*** Opening Selected passage ***
While some of these features are arguably overdue — Writing Tools came out in October’s software updates — the suite now has direct support for those, along with integration of the latest features like Image Playground and ChatGPT.
Writing Tools were previously available in the apps, as they’re a system-wide function that shows up in any app that uses the standard text editing features of the iPhone, iPad, or Mac — even Microsoft Word. Today’s update brings them to the forefront of Apple’s apps more prominently, thanks to a new Writing Tools option on the toolbar.
The timing is also more apt, since this week’s iPhone, iPad, and Mac updates expand the Writing Tools to allow more sophisticated rewriting of text by describing tone changes to Apple’s AI and using the new ChatGPT integration to compose blocks of text — even whole stories — from scratch.
For example, you can ask ChatGPT to write a bedtime story for your kids, have Apple Intelligence turn something you’ve already done into a poem, or give it a more engaging tone. ChatGPT is still only used here when you explicitly call it up in the Compose section at the bottom of the Writing Tools. The Describe your change option relies on Apple Intelligence, which uses on-device processing as much as possible, only sending requests securely and anonymously to Apple’s Private Cloud Compute infrastructure when needed.
*** Closing Selected passage ***
*** Opening Data ***
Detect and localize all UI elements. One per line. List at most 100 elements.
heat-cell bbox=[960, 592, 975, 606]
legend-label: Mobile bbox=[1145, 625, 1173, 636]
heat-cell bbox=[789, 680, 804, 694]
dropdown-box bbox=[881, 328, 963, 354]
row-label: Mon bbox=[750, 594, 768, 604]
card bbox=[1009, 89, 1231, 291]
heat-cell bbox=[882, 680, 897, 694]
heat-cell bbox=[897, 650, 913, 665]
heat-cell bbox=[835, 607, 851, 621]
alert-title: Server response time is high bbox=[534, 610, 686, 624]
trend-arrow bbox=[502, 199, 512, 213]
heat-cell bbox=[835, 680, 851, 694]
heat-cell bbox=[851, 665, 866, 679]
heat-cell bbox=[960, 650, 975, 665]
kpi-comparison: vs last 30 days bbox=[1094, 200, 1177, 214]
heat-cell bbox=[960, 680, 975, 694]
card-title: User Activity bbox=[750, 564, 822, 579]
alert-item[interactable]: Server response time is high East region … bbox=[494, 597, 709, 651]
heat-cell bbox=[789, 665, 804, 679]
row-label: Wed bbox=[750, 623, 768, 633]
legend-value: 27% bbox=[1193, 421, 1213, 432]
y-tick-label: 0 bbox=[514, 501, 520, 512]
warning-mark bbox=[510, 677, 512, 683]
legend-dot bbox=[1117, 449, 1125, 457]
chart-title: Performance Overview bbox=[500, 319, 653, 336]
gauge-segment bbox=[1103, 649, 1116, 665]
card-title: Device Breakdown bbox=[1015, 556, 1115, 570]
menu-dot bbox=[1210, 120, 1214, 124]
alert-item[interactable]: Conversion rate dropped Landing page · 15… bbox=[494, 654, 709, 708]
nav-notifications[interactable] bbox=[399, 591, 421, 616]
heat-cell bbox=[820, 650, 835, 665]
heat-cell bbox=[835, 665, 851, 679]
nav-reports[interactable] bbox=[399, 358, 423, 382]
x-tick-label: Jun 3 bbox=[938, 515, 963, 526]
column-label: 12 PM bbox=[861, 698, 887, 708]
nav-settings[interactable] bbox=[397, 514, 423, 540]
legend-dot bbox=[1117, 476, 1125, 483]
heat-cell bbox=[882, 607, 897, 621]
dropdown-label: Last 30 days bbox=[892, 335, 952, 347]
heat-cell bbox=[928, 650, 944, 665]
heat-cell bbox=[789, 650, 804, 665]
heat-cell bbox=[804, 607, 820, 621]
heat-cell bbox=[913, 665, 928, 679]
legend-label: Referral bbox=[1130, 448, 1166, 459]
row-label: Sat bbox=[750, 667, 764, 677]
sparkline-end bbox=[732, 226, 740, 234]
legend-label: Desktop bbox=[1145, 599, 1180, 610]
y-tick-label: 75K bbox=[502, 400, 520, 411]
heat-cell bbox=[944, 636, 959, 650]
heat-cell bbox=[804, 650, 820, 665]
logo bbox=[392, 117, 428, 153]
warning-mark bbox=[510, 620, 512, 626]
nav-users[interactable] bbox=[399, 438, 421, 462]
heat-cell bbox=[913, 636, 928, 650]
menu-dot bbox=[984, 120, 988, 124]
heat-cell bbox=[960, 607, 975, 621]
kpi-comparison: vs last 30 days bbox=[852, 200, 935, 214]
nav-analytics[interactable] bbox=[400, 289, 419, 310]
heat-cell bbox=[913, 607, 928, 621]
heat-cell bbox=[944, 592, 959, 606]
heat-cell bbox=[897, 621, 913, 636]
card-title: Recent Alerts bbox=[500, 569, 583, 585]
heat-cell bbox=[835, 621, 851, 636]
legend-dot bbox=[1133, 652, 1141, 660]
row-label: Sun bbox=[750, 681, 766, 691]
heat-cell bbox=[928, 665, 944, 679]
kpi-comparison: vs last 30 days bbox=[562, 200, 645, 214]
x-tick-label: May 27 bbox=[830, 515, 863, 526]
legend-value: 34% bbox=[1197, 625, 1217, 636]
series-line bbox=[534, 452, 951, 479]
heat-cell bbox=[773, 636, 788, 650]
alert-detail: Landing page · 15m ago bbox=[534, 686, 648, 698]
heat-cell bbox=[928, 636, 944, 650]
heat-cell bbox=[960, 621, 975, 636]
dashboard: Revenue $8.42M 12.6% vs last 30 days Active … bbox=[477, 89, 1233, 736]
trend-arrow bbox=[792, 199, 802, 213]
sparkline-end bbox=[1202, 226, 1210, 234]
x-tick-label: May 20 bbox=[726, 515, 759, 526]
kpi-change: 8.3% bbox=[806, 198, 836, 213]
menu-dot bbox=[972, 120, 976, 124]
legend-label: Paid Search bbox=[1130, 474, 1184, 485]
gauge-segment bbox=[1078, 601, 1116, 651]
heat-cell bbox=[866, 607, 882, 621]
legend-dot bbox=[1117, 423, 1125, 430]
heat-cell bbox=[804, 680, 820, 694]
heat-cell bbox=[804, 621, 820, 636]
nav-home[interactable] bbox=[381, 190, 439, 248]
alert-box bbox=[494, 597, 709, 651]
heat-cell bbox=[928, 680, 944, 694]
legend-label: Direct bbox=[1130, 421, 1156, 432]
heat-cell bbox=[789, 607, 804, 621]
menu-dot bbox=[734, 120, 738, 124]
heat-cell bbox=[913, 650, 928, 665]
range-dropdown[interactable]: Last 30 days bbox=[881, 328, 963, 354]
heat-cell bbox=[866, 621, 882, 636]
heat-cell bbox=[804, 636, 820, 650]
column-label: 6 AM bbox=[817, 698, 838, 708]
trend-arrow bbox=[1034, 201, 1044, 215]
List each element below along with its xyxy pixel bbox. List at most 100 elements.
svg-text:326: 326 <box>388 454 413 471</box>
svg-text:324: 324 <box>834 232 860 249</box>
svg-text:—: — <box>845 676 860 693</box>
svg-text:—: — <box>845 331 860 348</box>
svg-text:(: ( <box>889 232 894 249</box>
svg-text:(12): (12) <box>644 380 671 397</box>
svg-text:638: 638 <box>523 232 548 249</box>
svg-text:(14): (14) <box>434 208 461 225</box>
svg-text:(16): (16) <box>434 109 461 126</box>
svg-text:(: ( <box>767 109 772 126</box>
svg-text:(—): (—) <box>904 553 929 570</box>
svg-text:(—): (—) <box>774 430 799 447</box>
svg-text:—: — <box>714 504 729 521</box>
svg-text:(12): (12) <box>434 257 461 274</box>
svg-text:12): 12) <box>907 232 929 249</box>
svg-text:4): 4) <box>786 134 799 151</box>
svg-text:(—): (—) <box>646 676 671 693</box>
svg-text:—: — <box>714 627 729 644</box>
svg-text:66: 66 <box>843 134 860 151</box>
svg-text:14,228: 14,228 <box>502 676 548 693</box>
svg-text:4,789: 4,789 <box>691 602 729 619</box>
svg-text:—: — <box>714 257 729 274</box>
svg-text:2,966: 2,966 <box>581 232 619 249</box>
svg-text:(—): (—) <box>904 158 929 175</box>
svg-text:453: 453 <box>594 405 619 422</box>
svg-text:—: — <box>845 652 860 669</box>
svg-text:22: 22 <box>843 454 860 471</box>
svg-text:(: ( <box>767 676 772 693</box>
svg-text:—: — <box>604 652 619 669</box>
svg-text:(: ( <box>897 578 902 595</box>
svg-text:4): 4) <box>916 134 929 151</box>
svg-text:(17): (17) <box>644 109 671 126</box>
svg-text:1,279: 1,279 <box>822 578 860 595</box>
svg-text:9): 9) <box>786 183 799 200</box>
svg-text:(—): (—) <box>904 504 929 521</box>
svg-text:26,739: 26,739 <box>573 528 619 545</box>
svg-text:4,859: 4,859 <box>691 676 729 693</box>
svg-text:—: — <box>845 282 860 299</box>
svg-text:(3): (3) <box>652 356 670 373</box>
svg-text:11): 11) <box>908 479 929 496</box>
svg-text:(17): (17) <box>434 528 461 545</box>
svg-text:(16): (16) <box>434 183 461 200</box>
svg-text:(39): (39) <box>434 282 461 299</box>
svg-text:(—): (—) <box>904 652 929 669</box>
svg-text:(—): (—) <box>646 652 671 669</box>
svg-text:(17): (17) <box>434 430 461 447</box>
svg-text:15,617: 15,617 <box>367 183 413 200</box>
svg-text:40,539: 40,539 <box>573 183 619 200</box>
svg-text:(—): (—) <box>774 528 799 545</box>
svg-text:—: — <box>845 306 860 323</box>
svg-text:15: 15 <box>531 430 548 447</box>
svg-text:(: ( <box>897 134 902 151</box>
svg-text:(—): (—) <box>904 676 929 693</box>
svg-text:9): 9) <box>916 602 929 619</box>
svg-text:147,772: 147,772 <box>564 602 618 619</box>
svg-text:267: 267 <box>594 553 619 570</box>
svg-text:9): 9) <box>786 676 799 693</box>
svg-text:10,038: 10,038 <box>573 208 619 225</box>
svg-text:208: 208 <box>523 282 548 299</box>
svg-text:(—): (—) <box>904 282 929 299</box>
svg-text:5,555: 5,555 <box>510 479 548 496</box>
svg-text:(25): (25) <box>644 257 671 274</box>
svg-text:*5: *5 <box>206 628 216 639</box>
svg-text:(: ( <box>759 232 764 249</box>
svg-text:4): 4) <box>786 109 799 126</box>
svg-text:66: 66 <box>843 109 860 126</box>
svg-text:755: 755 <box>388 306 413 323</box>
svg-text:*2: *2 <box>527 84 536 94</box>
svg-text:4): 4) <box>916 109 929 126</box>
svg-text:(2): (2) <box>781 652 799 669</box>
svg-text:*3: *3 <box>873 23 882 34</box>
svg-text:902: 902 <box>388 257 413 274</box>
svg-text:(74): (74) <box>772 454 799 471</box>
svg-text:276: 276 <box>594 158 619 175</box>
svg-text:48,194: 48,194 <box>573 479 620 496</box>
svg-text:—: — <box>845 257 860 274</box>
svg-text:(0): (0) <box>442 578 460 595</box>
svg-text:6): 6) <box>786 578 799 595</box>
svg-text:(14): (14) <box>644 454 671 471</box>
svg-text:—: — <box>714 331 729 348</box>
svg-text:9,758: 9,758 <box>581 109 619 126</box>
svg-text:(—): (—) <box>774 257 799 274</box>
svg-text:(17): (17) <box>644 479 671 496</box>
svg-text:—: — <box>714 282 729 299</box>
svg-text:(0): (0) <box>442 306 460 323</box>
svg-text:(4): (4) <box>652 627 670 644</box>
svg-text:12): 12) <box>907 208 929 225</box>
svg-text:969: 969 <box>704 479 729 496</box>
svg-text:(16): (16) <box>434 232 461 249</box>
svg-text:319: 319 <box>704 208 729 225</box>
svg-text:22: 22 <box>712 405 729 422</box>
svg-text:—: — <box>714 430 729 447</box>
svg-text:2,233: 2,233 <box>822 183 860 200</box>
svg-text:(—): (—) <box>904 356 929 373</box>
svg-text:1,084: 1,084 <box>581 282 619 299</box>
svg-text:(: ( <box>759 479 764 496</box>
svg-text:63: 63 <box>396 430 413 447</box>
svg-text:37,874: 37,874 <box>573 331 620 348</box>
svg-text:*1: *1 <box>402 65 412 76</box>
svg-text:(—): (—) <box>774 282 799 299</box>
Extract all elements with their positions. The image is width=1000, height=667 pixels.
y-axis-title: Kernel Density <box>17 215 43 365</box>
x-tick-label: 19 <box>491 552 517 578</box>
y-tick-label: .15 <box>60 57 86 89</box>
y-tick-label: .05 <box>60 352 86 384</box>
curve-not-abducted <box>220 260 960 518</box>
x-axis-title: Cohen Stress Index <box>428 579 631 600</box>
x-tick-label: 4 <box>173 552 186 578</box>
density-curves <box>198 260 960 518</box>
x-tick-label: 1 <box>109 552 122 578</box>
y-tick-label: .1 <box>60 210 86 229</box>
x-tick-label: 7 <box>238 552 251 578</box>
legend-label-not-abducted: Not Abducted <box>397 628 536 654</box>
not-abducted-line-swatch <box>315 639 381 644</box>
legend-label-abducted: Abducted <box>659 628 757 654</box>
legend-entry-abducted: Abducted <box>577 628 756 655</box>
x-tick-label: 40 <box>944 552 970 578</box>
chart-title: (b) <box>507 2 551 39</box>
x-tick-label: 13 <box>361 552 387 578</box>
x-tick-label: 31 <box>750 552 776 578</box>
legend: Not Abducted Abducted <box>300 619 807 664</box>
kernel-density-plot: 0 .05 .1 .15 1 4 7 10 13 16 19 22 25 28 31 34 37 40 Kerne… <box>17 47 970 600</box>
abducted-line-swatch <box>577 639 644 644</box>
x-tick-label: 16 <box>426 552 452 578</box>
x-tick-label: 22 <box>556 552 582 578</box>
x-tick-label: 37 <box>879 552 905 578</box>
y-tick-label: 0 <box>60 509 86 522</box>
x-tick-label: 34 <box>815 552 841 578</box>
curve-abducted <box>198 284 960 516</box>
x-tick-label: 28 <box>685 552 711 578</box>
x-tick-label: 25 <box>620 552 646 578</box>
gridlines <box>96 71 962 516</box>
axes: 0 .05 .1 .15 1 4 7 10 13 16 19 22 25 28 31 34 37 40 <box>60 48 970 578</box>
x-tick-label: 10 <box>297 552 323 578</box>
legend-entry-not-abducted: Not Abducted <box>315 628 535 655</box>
*** Closing Data ***
Echo a part of the Writing Tools text word for word: begin at the words that have "For example, you" and stop after "infrastructure when needed.". Use only the text on Apple's Writing Tools for what comes next.

Answer:
For example, you can ask ChatGPT to write a bedtime story for your kids, have Apple Intelligence turn something you’ve already done into a poem, or give it a more engaging tone. ChatGPT is still only used here when you explicitly call it up in the Compose section at the bottom of the Writing Tools. The Describe your change option relies on Apple Intelligence, which uses on-device processing as much as possible, only sending requests securely and anonymously to Apple’s Private Cloud Compute infrastructure when needed.